» **RECORDS SUPPLIED**:
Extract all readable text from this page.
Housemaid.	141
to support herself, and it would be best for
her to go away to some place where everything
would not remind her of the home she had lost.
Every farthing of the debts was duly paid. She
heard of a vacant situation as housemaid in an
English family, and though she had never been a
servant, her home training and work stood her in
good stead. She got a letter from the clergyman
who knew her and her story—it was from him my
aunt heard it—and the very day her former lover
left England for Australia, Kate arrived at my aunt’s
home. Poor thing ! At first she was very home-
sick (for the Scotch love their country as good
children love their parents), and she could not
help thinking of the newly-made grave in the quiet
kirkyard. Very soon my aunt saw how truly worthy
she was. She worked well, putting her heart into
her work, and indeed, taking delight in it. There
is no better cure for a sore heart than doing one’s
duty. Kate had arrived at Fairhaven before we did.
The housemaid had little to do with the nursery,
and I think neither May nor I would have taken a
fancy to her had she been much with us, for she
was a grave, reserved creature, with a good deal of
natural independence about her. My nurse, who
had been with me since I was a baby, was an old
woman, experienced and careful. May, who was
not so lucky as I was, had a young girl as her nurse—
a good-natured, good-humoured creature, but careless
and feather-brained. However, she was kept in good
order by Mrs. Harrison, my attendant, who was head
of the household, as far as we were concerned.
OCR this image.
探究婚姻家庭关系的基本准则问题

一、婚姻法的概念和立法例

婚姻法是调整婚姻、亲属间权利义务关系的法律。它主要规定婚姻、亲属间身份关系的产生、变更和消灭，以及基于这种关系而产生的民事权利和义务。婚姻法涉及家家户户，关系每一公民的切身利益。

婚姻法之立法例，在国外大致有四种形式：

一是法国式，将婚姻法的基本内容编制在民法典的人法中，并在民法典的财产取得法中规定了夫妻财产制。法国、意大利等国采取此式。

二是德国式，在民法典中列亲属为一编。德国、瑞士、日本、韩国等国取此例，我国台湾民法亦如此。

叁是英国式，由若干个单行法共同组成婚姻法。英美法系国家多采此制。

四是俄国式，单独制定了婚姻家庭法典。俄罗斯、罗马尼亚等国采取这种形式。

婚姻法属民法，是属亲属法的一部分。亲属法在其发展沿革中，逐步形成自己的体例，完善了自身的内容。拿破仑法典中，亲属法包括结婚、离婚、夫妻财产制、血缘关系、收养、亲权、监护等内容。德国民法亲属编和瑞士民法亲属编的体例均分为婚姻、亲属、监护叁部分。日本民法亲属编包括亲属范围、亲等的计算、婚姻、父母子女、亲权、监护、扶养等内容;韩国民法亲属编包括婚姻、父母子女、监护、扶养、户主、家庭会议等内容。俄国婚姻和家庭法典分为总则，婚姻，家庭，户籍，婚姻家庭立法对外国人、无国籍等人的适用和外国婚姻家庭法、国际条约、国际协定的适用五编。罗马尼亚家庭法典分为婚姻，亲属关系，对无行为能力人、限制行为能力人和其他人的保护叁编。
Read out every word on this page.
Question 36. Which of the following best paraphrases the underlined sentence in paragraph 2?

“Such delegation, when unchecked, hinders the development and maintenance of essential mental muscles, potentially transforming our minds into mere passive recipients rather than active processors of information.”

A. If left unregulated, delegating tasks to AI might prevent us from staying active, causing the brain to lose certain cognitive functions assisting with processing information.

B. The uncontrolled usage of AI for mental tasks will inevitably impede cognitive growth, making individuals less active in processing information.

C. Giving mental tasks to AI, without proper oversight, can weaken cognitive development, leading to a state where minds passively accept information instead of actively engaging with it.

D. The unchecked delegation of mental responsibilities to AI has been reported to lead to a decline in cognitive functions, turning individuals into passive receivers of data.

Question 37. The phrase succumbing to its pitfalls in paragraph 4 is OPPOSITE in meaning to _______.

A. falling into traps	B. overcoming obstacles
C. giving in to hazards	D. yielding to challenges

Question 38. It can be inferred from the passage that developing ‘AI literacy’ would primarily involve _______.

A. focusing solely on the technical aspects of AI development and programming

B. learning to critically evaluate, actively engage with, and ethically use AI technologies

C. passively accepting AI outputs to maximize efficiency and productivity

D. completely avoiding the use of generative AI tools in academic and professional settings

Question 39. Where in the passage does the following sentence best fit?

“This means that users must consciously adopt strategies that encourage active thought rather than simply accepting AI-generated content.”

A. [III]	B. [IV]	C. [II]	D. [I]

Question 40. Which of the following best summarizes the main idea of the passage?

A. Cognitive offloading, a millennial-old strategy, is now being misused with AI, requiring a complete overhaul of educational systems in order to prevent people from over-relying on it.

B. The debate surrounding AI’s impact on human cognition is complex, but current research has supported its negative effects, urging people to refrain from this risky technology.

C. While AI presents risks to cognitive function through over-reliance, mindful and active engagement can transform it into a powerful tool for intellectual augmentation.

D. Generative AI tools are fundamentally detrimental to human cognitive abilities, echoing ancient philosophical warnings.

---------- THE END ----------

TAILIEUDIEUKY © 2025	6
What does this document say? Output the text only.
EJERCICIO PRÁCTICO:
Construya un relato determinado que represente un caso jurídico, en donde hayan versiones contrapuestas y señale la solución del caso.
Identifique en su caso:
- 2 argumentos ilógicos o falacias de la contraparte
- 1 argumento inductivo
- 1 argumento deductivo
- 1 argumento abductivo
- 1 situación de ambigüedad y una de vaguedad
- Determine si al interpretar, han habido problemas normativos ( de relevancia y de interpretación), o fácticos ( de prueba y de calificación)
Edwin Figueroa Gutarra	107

» **GOAL**:
Each line containing the word "passively" counts once; say how many such lines there are, giving only the number.

» **FINAL ANSWER**:
2